§ **WHAT YOU HAVE TO DO**: Drop every image and restate the entries below word for word.

BEGIN

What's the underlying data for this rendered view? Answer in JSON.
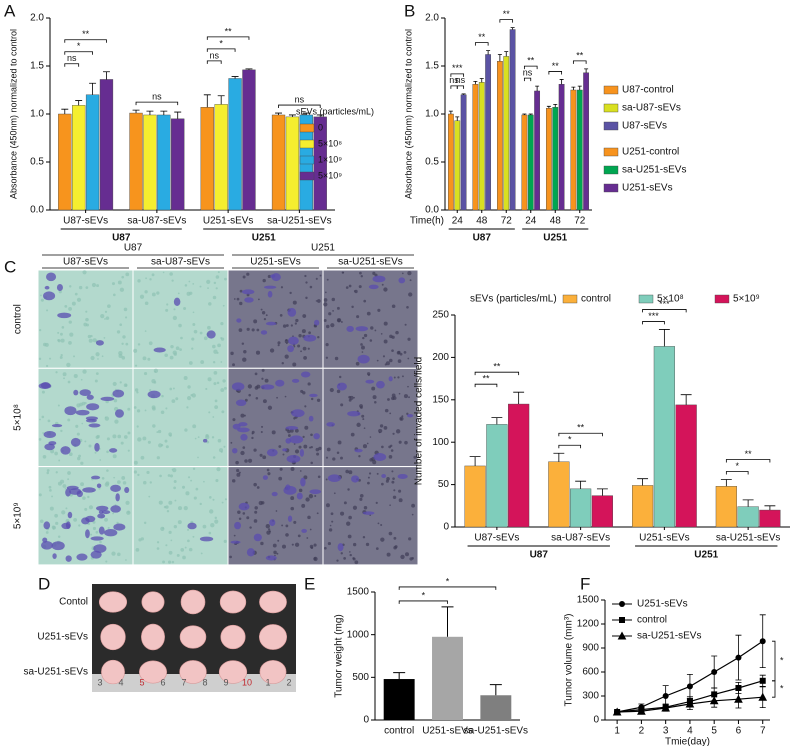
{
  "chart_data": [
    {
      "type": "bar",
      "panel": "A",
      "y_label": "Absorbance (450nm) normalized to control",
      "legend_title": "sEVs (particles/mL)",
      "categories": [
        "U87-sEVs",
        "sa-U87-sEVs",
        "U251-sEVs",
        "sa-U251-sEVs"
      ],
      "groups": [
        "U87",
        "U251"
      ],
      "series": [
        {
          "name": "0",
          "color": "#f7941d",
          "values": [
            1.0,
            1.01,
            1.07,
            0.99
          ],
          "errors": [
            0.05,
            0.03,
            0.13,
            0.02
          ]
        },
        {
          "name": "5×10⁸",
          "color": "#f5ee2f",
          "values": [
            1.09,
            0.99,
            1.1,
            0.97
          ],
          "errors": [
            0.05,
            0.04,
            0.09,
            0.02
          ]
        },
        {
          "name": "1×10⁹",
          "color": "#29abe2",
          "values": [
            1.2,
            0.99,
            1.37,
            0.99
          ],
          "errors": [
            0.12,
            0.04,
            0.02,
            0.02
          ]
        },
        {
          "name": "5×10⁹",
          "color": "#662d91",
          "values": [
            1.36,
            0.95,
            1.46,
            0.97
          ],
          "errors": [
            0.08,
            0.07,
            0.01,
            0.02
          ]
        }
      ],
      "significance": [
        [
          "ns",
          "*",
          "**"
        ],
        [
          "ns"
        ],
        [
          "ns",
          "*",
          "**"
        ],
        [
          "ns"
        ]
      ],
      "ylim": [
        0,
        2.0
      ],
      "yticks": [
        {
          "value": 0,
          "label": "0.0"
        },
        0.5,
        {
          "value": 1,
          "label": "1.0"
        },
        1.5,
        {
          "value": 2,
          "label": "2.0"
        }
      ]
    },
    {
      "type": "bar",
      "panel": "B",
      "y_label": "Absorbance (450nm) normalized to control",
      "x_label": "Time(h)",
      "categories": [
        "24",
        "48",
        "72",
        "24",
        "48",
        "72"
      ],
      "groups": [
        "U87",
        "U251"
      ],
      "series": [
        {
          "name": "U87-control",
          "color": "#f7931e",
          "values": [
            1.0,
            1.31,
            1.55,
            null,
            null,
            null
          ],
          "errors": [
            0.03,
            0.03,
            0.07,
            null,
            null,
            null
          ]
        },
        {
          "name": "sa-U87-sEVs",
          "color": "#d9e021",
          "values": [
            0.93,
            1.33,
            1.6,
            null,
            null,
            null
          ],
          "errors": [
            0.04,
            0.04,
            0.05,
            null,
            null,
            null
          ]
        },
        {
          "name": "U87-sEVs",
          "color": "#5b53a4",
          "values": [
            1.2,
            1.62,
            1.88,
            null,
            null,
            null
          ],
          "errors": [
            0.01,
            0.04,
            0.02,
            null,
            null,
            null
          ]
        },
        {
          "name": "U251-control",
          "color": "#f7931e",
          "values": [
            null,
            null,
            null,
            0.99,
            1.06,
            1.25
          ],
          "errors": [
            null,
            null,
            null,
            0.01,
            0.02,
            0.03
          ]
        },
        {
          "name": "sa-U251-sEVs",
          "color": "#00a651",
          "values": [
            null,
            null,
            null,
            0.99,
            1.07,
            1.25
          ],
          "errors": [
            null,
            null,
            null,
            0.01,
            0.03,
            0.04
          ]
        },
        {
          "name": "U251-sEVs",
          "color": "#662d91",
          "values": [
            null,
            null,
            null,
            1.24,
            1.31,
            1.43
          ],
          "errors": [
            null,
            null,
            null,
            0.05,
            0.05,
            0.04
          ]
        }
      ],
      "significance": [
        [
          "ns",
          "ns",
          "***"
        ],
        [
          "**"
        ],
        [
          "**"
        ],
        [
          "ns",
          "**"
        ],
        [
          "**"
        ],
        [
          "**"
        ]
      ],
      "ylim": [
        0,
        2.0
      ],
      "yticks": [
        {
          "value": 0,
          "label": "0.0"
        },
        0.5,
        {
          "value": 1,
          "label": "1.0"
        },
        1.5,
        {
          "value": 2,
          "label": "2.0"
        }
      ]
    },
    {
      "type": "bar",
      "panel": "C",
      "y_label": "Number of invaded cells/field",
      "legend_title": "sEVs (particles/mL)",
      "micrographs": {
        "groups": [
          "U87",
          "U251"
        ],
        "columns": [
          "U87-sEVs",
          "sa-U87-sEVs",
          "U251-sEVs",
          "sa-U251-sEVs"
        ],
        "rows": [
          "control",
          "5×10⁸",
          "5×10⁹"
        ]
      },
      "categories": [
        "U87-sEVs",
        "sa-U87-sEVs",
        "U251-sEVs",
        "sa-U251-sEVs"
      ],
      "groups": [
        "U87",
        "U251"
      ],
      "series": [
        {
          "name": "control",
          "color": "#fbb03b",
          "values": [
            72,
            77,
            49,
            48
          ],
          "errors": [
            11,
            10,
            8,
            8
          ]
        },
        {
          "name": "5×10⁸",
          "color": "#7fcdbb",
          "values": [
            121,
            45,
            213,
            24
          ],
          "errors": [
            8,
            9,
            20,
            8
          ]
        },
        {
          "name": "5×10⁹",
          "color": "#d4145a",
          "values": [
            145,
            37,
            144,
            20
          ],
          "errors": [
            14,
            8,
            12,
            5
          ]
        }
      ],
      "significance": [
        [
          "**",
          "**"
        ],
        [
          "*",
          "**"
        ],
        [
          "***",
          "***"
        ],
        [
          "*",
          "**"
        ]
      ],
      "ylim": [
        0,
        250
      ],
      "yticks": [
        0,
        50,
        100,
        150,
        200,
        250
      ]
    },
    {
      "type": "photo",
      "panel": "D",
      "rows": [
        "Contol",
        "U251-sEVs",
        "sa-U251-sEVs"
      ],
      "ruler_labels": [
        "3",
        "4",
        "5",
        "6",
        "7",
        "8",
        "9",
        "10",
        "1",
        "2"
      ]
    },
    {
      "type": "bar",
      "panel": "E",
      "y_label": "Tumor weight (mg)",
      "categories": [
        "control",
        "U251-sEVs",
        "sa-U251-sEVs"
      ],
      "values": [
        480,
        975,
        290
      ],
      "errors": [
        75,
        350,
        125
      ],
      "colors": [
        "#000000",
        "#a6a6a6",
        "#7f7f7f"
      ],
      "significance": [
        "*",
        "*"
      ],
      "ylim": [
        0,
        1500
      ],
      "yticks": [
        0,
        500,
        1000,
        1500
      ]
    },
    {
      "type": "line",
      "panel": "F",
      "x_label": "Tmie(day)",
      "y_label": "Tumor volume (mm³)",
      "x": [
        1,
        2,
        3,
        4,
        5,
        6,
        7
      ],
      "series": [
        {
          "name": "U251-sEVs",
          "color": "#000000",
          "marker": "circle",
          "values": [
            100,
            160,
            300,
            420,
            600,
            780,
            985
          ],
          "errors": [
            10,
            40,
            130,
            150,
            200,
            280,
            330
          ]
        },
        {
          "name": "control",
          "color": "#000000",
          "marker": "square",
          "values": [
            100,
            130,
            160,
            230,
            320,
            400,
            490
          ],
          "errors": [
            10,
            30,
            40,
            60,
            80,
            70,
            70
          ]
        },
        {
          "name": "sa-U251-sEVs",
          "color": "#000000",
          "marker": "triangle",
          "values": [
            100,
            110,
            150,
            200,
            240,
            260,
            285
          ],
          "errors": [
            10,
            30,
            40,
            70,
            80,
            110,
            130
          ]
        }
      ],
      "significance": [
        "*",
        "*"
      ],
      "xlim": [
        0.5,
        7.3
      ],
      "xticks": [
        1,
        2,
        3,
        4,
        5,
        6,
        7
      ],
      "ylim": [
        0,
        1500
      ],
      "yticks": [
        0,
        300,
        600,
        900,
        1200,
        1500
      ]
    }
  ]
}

END

§ **SOLVED PROBLEM**:
What's the underlying data for this rendered view? Answer in JSON.
{
  "chart_data": [
    {
      "type": "bar",
      "panel": "A",
      "y_label": "Absorbance (450nm) normalized to control",
      "legend_title": "sEVs (particles/mL)",
      "categories": [
        "U87-sEVs",
        "sa-U87-sEVs",
        "U251-sEVs",
        "sa-U251-sEVs"
      ],
      "groups": [
        "U87",
        "U251"
      ],
      "series": [
        {
          "name": "0",
          "color": "#f7941d",
          "values": [
            1.0,
            1.01,
            1.07,
            0.99
          ],
          "errors": [
            0.05,
            0.03,
            0.13,
            0.02
          ]
        },
        {
          "name": "5×10⁸",
          "color": "#f5ee2f",
          "values": [
            1.09,
            0.99,
            1.1,
            0.97
          ],
          "errors": [
            0.05,
            0.04,
            0.09,
            0.02
          ]
        },
        {
          "name": "1×10⁹",
          "color": "#29abe2",
          "values": [
            1.2,
            0.99,
            1.37,
            0.99
          ],
          "errors": [
            0.12,
            0.04,
            0.02,
            0.02
          ]
        },
        {
          "name": "5×10⁹",
          "color": "#662d91",
          "values": [
            1.36,
            0.95,
            1.46,
            0.97
          ],
          "errors": [
            0.08,
            0.07,
            0.01,
            0.02
          ]
        }
      ],
      "significance": [
        [
          "ns",
          "*",
          "**"
        ],
        [
          "ns"
        ],
        [
          "ns",
          "*",
          "**"
        ],
        [
          "ns"
        ]
      ],
      "ylim": [
        0,
        2.0
      ],
      "yticks": [
        {
          "value": 0,
          "label": "0.0"
        },
        0.5,
        {
          "value": 1,
          "label": "1.0"
        },
        1.5,
        {
          "value": 2,
          "label": "2.0"
        }
      ]
    },
    {
      "type": "bar",
      "panel": "B",
      "y_label": "Absorbance (450nm) normalized to control",
      "x_label": "Time(h)",
      "categories": [
        "24",
        "48",
        "72",
        "24",
        "48",
        "72"
      ],
      "groups": [
        "U87",
        "U251"
      ],
      "series": [
        {
          "name": "U87-control",
          "color": "#f7931e",
          "values": [
            1.0,
            1.31,
            1.55,
            null,
            null,
            null
          ],
          "errors": [
            0.03,
            0.03,
            0.07,
            null,
            null,
            null
          ]
        },
        {
          "name": "sa-U87-sEVs",
          "color": "#d9e021",
          "values": [
            0.93,
            1.33,
            1.6,
            null,
            null,
            null
          ],
          "errors": [
            0.04,
            0.04,
            0.05,
            null,
            null,
            null
          ]
        },
        {
          "name": "U87-sEVs",
          "color": "#5b53a4",
          "values": [
            1.2,
            1.62,
            1.88,
            null,
            null,
            null
          ],
          "errors": [
            0.01,
            0.04,
            0.02,
            null,
            null,
            null
          ]
        },
        {
          "name": "U251-control",
          "color": "#f7931e",
          "values": [
            null,
            null,
            null,
            0.99,
            1.06,
            1.25
          ],
          "errors": [
            null,
            null,
            null,
            0.01,
            0.02,
            0.03
          ]
        },
        {
          "name": "sa-U251-sEVs",
          "color": "#00a651",
          "values": [
            null,
            null,
            null,
            0.99,
            1.07,
            1.25
          ],
          "errors": [
            null,
            null,
            null,
            0.01,
            0.03,
            0.04
          ]
        },
        {
          "name": "U251-sEVs",
          "color": "#662d91",
          "values": [
            null,
            null,
            null,
            1.24,
            1.31,
            1.43
          ],
          "errors": [
            null,
            null,
            null,
            0.05,
            0.05,
            0.04
          ]
        }
      ],
      "significance": [
        [
          "ns",
          "ns",
          "***"
        ],
        [
          "**"
        ],
        [
          "**"
        ],
        [
          "ns",
          "**"
        ],
        [
          "**"
        ],
        [
          "**"
        ]
      ],
      "ylim": [
        0,
        2.0
      ],
      "yticks": [
        {
          "value": 0,
          "label": "0.0"
        },
        0.5,
        {
          "value": 1,
          "label": "1.0"
        },
        1.5,
        {
          "value": 2,
          "label": "2.0"
        }
      ]
    },
    {
      "type": "bar",
      "panel": "C",
      "y_label": "Number of invaded cells/field",
      "legend_title": "sEVs (particles/mL)",
      "micrographs": {
        "groups": [
          "U87",
          "U251"
        ],
        "columns": [
          "U87-sEVs",
          "sa-U87-sEVs",
          "U251-sEVs",
          "sa-U251-sEVs"
        ],
        "rows": [
          "control",
          "5×10⁸",
          "5×10⁹"
        ]
      },
      "categories": [
        "U87-sEVs",
        "sa-U87-sEVs",
        "U251-sEVs",
        "sa-U251-sEVs"
      ],
      "groups": [
        "U87",
        "U251"
      ],
      "series": [
        {
          "name": "control",
          "color": "#fbb03b",
          "values": [
            72,
            77,
            49,
            48
          ],
          "errors": [
            11,
            10,
            8,
            8
          ]
        },
        {
          "name": "5×10⁸",
          "color": "#7fcdbb",
          "values": [
            121,
            45,
            213,
            24
          ],
          "errors": [
            8,
            9,
            20,
            8
          ]
        },
        {
          "name": "5×10⁹",
          "color": "#d4145a",
          "values": [
            145,
            37,
            144,
            20
          ],
          "errors": [
            14,
            8,
            12,
            5
          ]
        }
      ],
      "significance": [
        [
          "**",
          "**"
        ],
        [
          "*",
          "**"
        ],
        [
          "***",
          "***"
        ],
        [
          "*",
          "**"
        ]
      ],
      "ylim": [
        0,
        250
      ],
      "yticks": [
        0,
        50,
        100,
        150,
        200,
        250
      ]
    },
    {
      "type": "photo",
      "panel": "D",
      "rows": [
        "Contol",
        "U251-sEVs",
        "sa-U251-sEVs"
      ],
      "ruler_labels": [
        "3",
        "4",
        "5",
        "6",
        "7",
        "8",
        "9",
        "10",
        "1",
        "2"
      ]
    },
    {
      "type": "bar",
      "panel": "E",
      "y_label": "Tumor weight (mg)",
      "categories": [
        "control",
        "U251-sEVs",
        "sa-U251-sEVs"
      ],
      "values": [
        480,
        975,
        290
      ],
      "errors": [
        75,
        350,
        125
      ],
      "colors": [
        "#000000",
        "#a6a6a6",
        "#7f7f7f"
      ],
      "significance": [
        "*",
        "*"
      ],
      "ylim": [
        0,
        1500
      ],
      "yticks": [
        0,
        500,
        1000,
        1500
      ]
    },
    {
      "type": "line",
      "panel": "F",
      "x_label": "Tmie(day)",
      "y_label": "Tumor volume (mm³)",
      "x": [
        1,
        2,
        3,
        4,
        5,
        6,
        7
      ],
      "series": [
        {
          "name": "U251-sEVs",
          "color": "#000000",
          "marker": "circle",
          "values": [
            100,
            160,
            300,
            420,
            600,
            780,
            985
          ],
          "errors": [
            10,
            40,
            130,
            150,
            200,
            280,
            330
          ]
        },
        {
          "name": "control",
          "color": "#000000",
          "marker": "square",
          "values": [
            100,
            130,
            160,
            230,
            320,
            400,
            490
          ],
          "errors": [
            10,
            30,
            40,
            60,
            80,
            70,
            70
          ]
        },
        {
          "name": "sa-U251-sEVs",
          "color": "#000000",
          "marker": "triangle",
          "values": [
            100,
            110,
            150,
            200,
            240,
            260,
            285
          ],
          "errors": [
            10,
            30,
            40,
            70,
            80,
            110,
            130
          ]
        }
      ],
      "significance": [
        "*",
        "*"
      ],
      "xlim": [
        0.5,
        7.3
      ],
      "xticks": [
        1,
        2,
        3,
        4,
        5,
        6,
        7
      ],
      "ylim": [
        0,
        1500
      ],
      "yticks": [
        0,
        300,
        600,
        900,
        1200,
        1500
      ]
    }
  ]
}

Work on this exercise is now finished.